**Exercise prompt:** Skip every picture and copy only the lines from the one containing "Transcribe this image's" to the final line of the records below.

**Material for this task:**

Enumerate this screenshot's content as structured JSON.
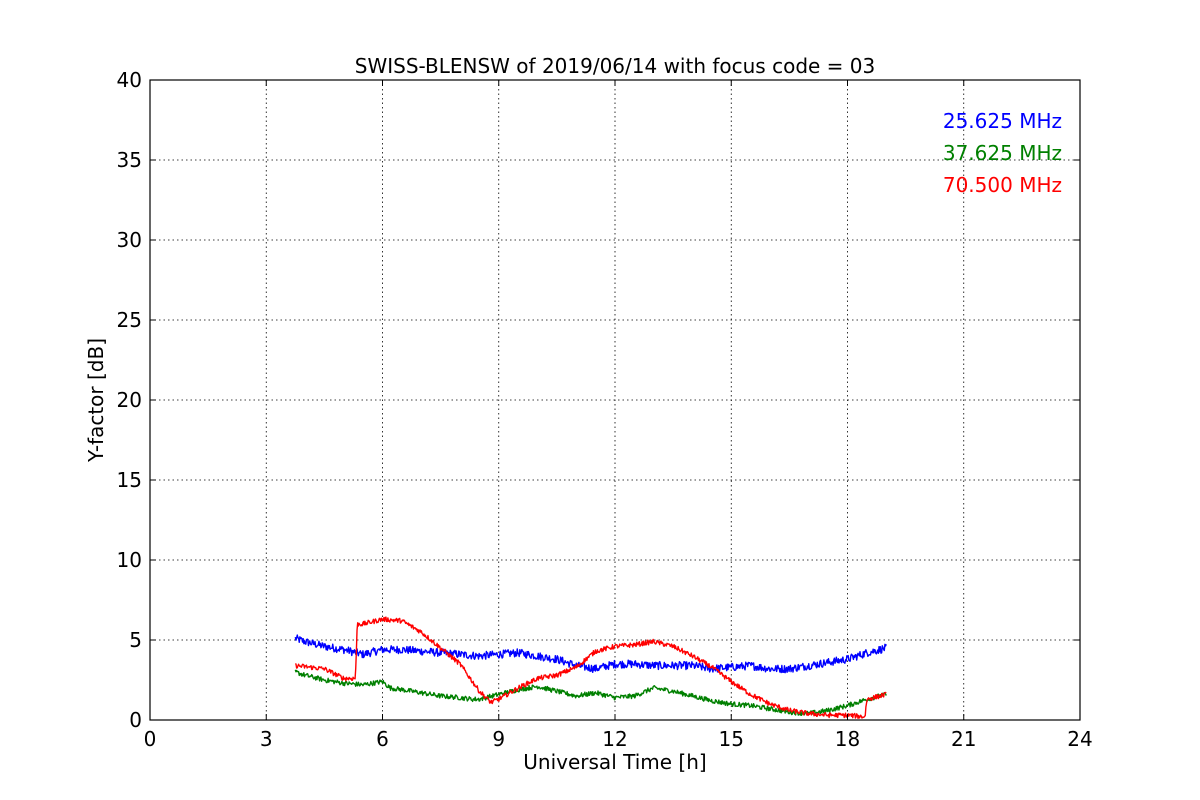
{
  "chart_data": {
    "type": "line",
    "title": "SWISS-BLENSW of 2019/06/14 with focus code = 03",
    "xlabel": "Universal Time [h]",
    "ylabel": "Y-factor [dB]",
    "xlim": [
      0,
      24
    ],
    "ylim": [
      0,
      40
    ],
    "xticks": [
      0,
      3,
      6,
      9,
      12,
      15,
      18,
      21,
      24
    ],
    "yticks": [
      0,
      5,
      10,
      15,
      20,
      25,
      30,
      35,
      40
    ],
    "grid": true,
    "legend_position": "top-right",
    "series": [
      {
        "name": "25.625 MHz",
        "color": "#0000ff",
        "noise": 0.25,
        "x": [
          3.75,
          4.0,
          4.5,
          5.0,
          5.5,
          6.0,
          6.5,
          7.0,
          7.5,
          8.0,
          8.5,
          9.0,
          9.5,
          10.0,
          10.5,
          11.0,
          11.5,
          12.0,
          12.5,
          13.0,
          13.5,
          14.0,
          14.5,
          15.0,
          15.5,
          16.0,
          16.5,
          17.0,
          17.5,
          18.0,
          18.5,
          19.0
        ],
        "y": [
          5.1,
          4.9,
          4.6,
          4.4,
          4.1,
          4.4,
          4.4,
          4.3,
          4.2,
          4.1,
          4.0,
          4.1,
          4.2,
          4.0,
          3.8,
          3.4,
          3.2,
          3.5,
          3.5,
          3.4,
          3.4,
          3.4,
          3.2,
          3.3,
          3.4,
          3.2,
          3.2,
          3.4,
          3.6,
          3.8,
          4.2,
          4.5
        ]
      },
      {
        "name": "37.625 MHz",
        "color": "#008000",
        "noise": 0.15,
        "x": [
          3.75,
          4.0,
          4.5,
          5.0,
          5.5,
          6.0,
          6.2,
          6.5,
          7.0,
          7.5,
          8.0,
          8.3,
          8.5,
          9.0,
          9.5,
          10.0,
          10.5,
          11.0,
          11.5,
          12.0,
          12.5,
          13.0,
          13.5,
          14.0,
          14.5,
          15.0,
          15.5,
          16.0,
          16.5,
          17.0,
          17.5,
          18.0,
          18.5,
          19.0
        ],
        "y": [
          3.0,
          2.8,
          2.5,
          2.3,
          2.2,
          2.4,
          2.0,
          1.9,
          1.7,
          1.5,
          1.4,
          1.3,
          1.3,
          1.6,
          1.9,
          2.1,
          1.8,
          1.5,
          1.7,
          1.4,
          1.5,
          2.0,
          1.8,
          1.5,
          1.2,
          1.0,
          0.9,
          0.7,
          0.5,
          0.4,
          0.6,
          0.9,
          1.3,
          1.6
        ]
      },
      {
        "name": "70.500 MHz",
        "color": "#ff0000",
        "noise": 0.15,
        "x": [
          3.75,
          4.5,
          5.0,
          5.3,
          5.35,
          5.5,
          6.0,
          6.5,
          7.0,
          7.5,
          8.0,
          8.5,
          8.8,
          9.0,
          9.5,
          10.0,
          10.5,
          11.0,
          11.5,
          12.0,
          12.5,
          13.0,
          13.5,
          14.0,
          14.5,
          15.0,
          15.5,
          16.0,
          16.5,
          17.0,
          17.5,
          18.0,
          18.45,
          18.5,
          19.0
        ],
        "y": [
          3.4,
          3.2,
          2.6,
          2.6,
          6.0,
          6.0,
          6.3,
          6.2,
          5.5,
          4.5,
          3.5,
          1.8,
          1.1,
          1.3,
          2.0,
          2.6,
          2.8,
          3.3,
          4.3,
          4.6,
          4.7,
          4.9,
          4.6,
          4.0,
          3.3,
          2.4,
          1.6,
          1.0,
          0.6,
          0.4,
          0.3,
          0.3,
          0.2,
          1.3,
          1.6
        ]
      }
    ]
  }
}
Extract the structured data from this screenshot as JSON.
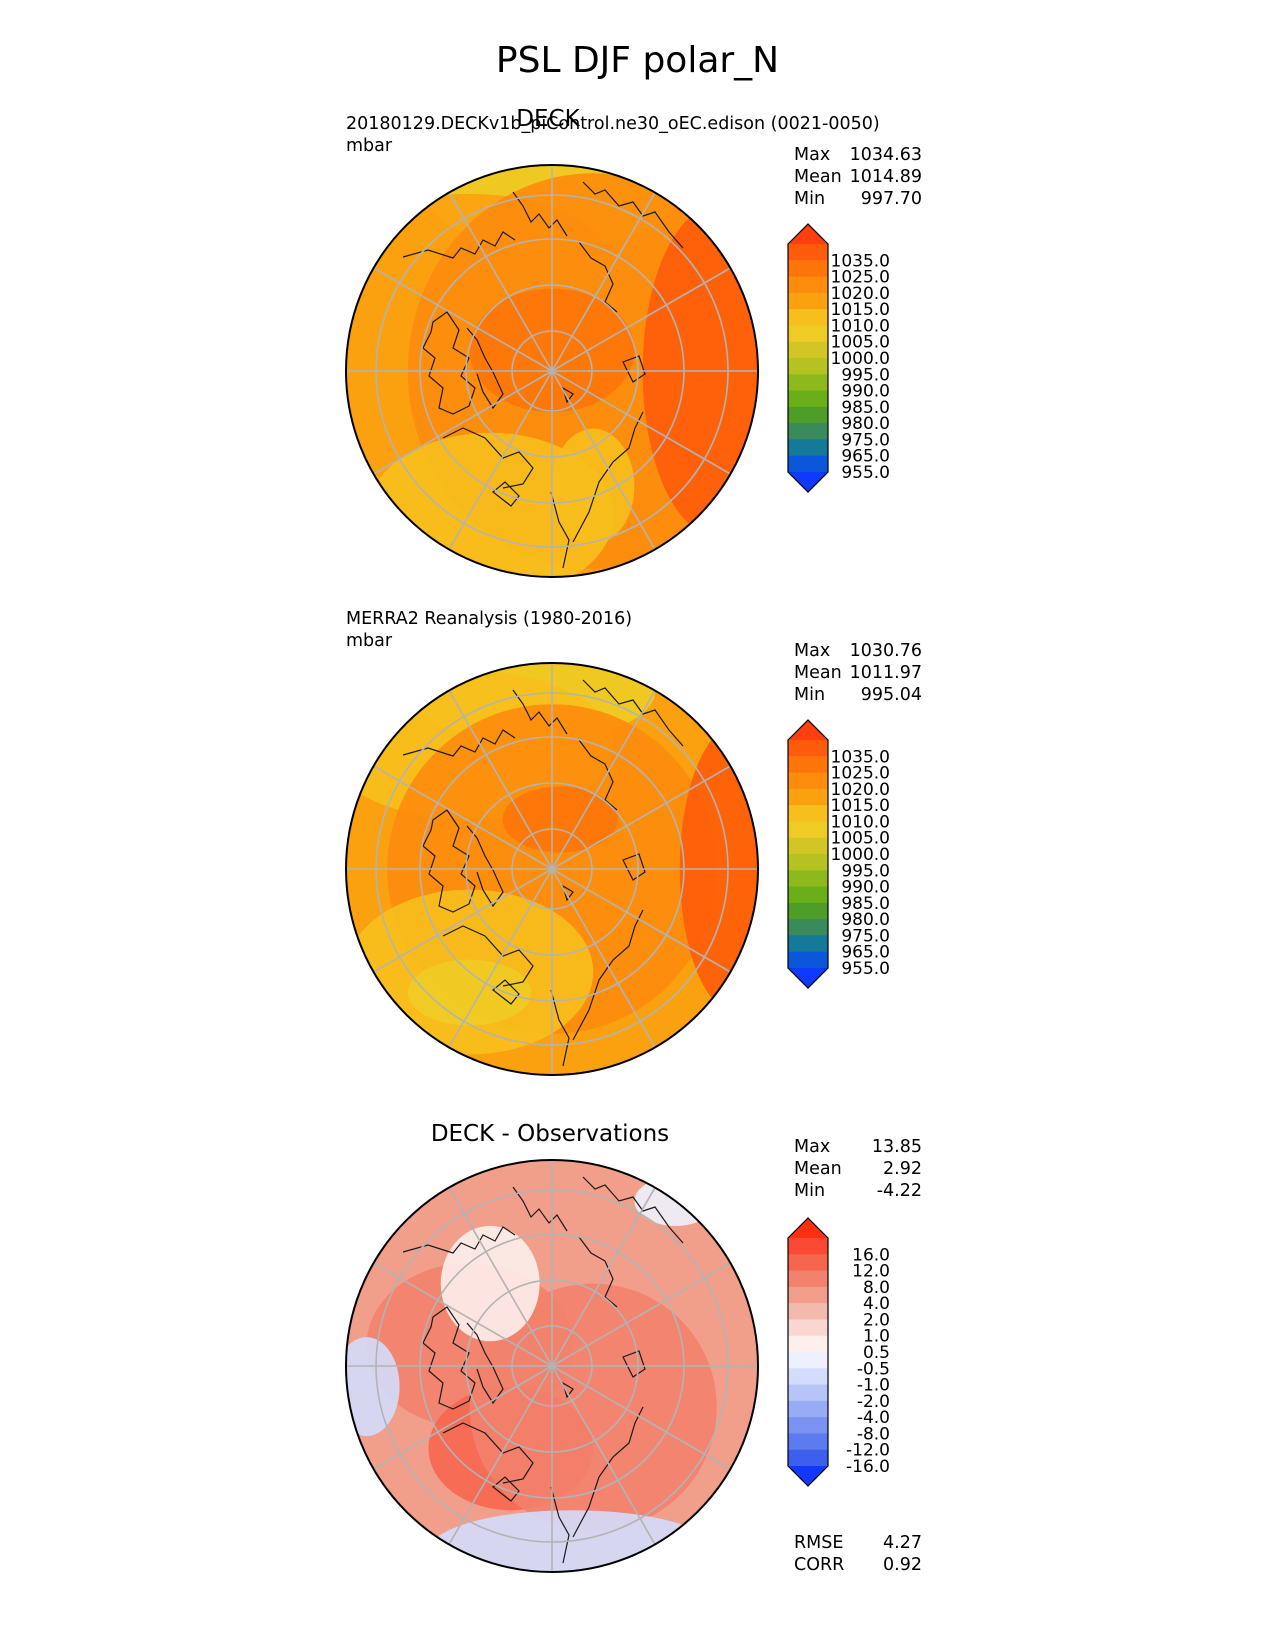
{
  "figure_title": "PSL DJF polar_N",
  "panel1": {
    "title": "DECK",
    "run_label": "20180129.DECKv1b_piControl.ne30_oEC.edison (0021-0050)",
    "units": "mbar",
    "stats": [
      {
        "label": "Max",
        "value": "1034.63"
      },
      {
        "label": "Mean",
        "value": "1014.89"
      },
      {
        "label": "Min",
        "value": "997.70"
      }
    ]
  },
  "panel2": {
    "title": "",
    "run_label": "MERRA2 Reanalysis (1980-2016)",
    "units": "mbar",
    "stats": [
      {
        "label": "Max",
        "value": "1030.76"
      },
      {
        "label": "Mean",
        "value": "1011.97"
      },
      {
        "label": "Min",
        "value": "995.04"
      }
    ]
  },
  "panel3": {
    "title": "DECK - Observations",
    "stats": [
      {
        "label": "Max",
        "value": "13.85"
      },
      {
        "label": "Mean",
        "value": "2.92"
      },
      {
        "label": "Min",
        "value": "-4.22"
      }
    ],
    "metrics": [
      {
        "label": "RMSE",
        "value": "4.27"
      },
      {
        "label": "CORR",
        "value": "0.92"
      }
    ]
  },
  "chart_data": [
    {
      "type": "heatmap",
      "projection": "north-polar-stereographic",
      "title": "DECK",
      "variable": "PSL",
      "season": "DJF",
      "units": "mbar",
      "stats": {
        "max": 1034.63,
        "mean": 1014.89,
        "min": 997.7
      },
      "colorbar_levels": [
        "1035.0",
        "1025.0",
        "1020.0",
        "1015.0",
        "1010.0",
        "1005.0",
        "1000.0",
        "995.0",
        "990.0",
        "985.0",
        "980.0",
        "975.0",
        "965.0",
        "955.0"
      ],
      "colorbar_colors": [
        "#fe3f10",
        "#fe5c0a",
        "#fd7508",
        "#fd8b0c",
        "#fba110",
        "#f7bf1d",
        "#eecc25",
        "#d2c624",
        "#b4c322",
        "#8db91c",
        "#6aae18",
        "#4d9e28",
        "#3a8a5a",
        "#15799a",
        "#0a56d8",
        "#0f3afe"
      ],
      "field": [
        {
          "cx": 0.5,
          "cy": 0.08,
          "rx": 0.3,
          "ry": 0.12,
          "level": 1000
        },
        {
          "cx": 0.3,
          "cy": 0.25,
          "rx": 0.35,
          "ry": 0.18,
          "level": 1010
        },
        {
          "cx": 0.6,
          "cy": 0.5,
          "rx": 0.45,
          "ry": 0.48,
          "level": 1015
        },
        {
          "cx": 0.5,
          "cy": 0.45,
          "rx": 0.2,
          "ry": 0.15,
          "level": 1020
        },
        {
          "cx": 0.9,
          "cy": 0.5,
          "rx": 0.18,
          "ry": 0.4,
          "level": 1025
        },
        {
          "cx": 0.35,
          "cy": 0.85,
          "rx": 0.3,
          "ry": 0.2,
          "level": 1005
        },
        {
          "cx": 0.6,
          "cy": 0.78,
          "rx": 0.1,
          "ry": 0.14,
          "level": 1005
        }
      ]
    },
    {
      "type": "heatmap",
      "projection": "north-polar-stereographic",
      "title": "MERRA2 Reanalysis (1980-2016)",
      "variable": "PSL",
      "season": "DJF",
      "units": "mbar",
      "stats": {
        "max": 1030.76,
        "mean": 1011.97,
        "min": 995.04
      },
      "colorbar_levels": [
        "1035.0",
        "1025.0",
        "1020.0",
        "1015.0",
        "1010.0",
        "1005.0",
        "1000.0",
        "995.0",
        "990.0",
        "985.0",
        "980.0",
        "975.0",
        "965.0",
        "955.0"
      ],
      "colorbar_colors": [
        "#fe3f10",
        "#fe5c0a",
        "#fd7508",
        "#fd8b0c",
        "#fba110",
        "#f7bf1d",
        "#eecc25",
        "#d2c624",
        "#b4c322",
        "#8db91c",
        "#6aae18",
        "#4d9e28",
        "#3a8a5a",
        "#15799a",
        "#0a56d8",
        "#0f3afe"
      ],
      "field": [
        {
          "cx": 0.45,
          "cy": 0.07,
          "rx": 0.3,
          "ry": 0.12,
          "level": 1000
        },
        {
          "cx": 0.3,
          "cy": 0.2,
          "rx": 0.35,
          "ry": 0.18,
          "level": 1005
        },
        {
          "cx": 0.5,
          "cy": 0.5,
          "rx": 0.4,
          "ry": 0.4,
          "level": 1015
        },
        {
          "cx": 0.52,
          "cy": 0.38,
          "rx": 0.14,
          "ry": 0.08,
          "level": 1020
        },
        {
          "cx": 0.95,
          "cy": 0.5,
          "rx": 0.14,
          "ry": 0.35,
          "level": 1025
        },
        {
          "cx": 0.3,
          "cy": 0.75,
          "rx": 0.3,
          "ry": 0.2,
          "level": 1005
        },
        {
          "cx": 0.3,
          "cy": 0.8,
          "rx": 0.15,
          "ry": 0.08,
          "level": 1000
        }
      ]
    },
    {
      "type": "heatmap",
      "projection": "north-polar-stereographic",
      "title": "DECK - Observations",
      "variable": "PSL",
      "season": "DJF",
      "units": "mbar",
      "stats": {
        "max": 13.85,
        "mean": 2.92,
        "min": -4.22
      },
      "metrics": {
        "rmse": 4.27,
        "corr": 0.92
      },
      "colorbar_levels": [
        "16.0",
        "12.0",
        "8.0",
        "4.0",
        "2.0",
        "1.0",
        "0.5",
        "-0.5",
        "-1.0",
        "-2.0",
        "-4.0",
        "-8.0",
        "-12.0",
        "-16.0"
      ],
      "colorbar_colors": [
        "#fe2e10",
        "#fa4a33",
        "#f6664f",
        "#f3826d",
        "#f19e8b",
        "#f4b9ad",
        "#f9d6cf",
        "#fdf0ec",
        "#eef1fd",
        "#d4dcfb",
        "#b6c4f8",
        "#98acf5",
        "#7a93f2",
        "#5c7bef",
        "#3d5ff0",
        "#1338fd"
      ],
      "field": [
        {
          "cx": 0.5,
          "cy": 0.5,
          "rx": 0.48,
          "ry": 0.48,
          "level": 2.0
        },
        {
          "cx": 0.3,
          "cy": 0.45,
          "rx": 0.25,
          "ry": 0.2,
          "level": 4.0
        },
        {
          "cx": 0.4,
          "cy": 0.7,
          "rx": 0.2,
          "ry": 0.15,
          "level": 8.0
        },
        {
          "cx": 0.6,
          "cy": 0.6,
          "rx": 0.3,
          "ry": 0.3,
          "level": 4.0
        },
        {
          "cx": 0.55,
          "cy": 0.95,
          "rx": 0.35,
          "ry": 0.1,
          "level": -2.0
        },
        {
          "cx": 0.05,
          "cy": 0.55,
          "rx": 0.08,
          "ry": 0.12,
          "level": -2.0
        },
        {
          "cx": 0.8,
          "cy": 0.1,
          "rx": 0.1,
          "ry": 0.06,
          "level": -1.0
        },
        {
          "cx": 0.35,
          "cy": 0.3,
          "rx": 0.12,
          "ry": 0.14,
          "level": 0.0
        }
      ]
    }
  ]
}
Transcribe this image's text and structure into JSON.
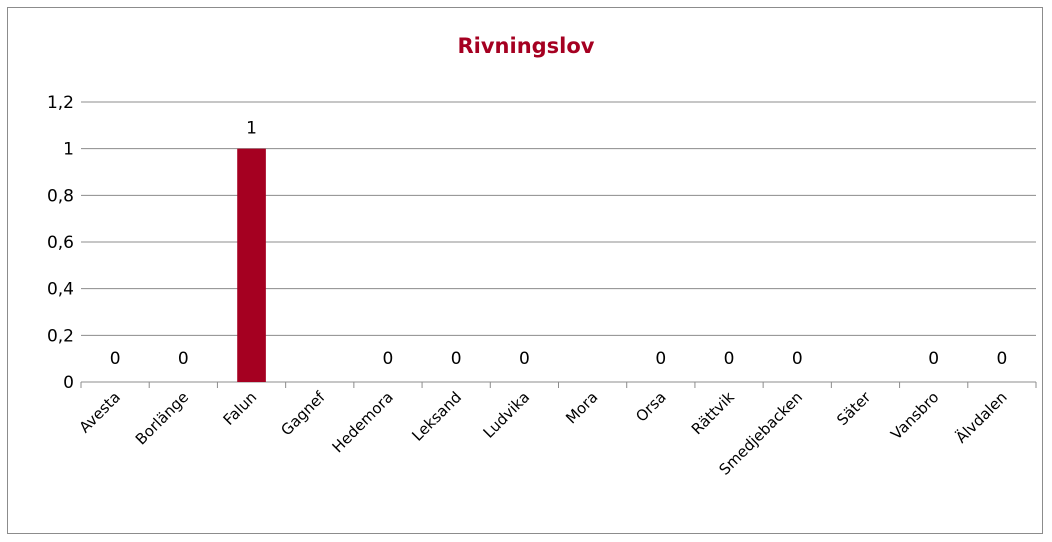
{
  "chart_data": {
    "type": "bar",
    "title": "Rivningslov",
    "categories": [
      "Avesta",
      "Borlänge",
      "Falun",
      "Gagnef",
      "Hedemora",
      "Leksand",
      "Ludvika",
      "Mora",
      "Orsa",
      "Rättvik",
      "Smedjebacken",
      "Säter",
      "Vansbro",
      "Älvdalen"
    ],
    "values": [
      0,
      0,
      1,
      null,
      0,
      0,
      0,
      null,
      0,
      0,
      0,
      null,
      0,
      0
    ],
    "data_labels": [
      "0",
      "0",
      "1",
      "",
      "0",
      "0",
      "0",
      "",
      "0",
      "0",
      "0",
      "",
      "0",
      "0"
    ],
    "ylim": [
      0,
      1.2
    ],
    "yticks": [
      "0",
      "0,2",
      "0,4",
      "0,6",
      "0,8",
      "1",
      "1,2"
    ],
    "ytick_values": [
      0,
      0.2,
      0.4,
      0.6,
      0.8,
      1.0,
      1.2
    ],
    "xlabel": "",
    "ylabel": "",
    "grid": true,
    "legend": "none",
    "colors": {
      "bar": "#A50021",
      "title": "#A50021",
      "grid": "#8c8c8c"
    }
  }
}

**Exercise result:**
Transcribe this image's text and structure into JSON.
{
  "chart_data": {
    "type": "bar",
    "title": "Rivningslov",
    "categories": [
      "Avesta",
      "Borlänge",
      "Falun",
      "Gagnef",
      "Hedemora",
      "Leksand",
      "Ludvika",
      "Mora",
      "Orsa",
      "Rättvik",
      "Smedjebacken",
      "Säter",
      "Vansbro",
      "Älvdalen"
    ],
    "values": [
      0,
      0,
      1,
      null,
      0,
      0,
      0,
      null,
      0,
      0,
      0,
      null,
      0,
      0
    ],
    "data_labels": [
      "0",
      "0",
      "1",
      "",
      "0",
      "0",
      "0",
      "",
      "0",
      "0",
      "0",
      "",
      "0",
      "0"
    ],
    "ylim": [
      0,
      1.2
    ],
    "yticks": [
      "0",
      "0,2",
      "0,4",
      "0,6",
      "0,8",
      "1",
      "1,2"
    ],
    "ytick_values": [
      0,
      0.2,
      0.4,
      0.6,
      0.8,
      1.0,
      1.2
    ],
    "xlabel": "",
    "ylabel": "",
    "grid": true,
    "legend": "none",
    "colors": {
      "bar": "#A50021",
      "title": "#A50021",
      "grid": "#8c8c8c"
    }
  }
}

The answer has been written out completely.